:: Instructions for the task ::
Beneath this sentence is a set of records; write each of them out exactly.

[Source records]
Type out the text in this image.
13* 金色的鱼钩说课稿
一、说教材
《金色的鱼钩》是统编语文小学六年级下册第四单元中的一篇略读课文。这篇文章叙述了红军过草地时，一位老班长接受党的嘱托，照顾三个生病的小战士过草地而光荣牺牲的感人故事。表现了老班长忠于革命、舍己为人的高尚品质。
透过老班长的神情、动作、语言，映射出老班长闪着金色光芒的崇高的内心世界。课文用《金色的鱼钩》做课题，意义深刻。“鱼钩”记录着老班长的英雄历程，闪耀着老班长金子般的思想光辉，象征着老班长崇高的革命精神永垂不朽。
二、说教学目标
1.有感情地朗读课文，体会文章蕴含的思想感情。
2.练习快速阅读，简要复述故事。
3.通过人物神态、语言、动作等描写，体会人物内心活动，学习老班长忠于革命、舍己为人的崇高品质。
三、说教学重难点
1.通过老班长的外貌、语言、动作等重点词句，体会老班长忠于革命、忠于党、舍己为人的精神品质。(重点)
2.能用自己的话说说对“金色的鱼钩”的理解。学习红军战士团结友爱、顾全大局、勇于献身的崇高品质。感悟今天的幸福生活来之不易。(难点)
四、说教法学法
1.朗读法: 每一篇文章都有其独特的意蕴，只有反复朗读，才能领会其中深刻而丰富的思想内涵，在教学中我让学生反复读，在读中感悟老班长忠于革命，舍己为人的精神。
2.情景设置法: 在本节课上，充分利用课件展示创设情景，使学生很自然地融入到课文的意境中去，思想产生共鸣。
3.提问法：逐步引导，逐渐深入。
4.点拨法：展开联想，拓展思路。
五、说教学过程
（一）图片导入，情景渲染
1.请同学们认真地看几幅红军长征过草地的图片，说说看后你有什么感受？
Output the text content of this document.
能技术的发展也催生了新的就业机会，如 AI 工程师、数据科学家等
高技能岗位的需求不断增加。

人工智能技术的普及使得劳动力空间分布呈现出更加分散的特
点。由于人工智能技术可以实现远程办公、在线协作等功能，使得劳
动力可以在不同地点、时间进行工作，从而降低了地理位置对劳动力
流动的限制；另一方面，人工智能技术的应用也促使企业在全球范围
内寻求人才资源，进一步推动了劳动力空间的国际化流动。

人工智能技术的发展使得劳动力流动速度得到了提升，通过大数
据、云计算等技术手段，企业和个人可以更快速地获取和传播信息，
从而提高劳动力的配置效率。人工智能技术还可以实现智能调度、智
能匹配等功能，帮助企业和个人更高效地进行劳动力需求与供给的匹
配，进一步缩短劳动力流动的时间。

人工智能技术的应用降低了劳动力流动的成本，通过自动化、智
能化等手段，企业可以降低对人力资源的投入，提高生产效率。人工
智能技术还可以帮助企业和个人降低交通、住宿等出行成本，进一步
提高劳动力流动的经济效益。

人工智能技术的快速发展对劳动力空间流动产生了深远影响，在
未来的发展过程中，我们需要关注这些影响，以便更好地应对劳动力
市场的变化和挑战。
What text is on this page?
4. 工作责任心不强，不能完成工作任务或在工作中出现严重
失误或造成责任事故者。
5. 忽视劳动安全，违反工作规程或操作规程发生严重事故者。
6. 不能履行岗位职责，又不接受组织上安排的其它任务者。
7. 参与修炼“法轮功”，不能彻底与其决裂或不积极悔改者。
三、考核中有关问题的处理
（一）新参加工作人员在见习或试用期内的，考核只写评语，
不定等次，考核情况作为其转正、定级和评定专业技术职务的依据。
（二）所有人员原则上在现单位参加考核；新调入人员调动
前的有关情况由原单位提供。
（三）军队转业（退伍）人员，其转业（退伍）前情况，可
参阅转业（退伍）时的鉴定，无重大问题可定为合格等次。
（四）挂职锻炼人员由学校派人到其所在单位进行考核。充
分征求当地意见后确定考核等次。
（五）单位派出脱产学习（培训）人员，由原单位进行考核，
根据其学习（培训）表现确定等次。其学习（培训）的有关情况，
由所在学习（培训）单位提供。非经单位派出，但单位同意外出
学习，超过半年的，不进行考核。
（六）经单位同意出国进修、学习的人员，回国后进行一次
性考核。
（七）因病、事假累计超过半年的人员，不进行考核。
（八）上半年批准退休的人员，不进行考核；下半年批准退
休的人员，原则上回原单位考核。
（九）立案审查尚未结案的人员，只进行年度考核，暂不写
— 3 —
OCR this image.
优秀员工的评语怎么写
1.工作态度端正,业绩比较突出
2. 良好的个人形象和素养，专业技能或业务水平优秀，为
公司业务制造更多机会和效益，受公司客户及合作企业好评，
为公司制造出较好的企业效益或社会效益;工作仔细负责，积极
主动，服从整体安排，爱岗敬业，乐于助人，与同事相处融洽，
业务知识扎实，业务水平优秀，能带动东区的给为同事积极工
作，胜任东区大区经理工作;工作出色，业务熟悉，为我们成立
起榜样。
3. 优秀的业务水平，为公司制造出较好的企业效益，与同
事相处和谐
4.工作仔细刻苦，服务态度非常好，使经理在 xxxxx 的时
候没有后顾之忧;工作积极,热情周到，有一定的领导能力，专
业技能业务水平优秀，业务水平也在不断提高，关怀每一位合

:: Written answer ::
Type out the text in this image.
13* 金色的鱼钩说课稿
一、说教材
《金色的鱼钩》是统编语文小学六年级下册第四单元中的一篇略读课文。这篇文章叙述了红军过草地时，一位老班长接受党的嘱托，照顾三个生病的小战士过草地而光荣牺牲的感人故事。表现了老班长忠于革命、舍己为人的高尚品质。
透过老班长的神情、动作、语言，映射出老班长闪着金色光芒的崇高的内心世界。课文用《金色的鱼钩》做课题，意义深刻。“鱼钩”记录着老班长的英雄历程，闪耀着老班长金子般的思想光辉，象征着老班长崇高的革命精神永垂不朽。
二、说教学目标
1.有感情地朗读课文，体会文章蕴含的思想感情。
2.练习快速阅读，简要复述故事。
3.通过人物神态、语言、动作等描写，体会人物内心活动，学习老班长忠于革命、舍己为人的崇高品质。
三、说教学重难点
1.通过老班长的外貌、语言、动作等重点词句，体会老班长忠于革命、忠于党、舍己为人的精神品质。(重点)
2.能用自己的话说说对“金色的鱼钩”的理解。学习红军战士团结友爱、顾全大局、勇于献身的崇高品质。感悟今天的幸福生活来之不易。(难点)
四、说教法学法
1.朗读法: 每一篇文章都有其独特的意蕴，只有反复朗读，才能领会其中深刻而丰富的思想内涵，在教学中我让学生反复读，在读中感悟老班长忠于革命，舍己为人的精神。
2.情景设置法: 在本节课上，充分利用课件展示创设情景，使学生很自然地融入到课文的意境中去，思想产生共鸣。
3.提问法：逐步引导，逐渐深入。
4.点拨法：展开联想，拓展思路。
五、说教学过程
（一）图片导入，情景渲染
1.请同学们认真地看几幅红军长征过草地的图片，说说看后你有什么感受？
Output the text content of this document.
能技术的发展也催生了新的就业机会，如 AI 工程师、数据科学家等
高技能岗位的需求不断增加。

人工智能技术的普及使得劳动力空间分布呈现出更加分散的特
点。由于人工智能技术可以实现远程办公、在线协作等功能，使得劳
动力可以在不同地点、时间进行工作，从而降低了地理位置对劳动力
流动的限制；另一方面，人工智能技术的应用也促使企业在全球范围
内寻求人才资源，进一步推动了劳动力空间的国际化流动。

人工智能技术的发展使得劳动力流动速度得到了提升，通过大数
据、云计算等技术手段，企业和个人可以更快速地获取和传播信息，
从而提高劳动力的配置效率。人工智能技术还可以实现智能调度、智
能匹配等功能，帮助企业和个人更高效地进行劳动力需求与供给的匹
配，进一步缩短劳动力流动的时间。

人工智能技术的应用降低了劳动力流动的成本，通过自动化、智
能化等手段，企业可以降低对人力资源的投入，提高生产效率。人工
智能技术还可以帮助企业和个人降低交通、住宿等出行成本，进一步
提高劳动力流动的经济效益。

人工智能技术的快速发展对劳动力空间流动产生了深远影响，在
未来的发展过程中，我们需要关注这些影响，以便更好地应对劳动力
市场的变化和挑战。
What text is on this page?
4. 工作责任心不强，不能完成工作任务或在工作中出现严重
失误或造成责任事故者。
5. 忽视劳动安全，违反工作规程或操作规程发生严重事故者。
6. 不能履行岗位职责，又不接受组织上安排的其它任务者。
7. 参与修炼“法轮功”，不能彻底与其决裂或不积极悔改者。
三、考核中有关问题的处理
（一）新参加工作人员在见习或试用期内的，考核只写评语，
不定等次，考核情况作为其转正、定级和评定专业技术职务的依据。
（二）所有人员原则上在现单位参加考核；新调入人员调动
前的有关情况由原单位提供。
（三）军队转业（退伍）人员，其转业（退伍）前情况，可
参阅转业（退伍）时的鉴定，无重大问题可定为合格等次。
（四）挂职锻炼人员由学校派人到其所在单位进行考核。充
分征求当地意见后确定考核等次。
（五）单位派出脱产学习（培训）人员，由原单位进行考核，
根据其学习（培训）表现确定等次。其学习（培训）的有关情况，
由所在学习（培训）单位提供。非经单位派出，但单位同意外出
学习，超过半年的，不进行考核。
（六）经单位同意出国进修、学习的人员，回国后进行一次
性考核。
（七）因病、事假累计超过半年的人员，不进行考核。
（八）上半年批准退休的人员，不进行考核；下半年批准退
休的人员，原则上回原单位考核。
（九）立案审查尚未结案的人员，只进行年度考核，暂不写
— 3 —
OCR this image.
优秀员工的评语怎么写
1.工作态度端正,业绩比较突出
2. 良好的个人形象和素养，专业技能或业务水平优秀，为
公司业务制造更多机会和效益，受公司客户及合作企业好评，
为公司制造出较好的企业效益或社会效益;工作仔细负责，积极
主动，服从整体安排，爱岗敬业，乐于助人，与同事相处融洽，
业务知识扎实，业务水平优秀，能带动东区的给为同事积极工
作，胜任东区大区经理工作;工作出色，业务熟悉，为我们成立
起榜样。
3. 优秀的业务水平，为公司制造出较好的企业效益，与同
事相处和谐
4.工作仔细刻苦，服务态度非常好，使经理在 xxxxx 的时
候没有后顾之忧;工作积极,热情周到，有一定的领导能力，专
业技能业务水平优秀，业务水平也在不断提高，关怀每一位合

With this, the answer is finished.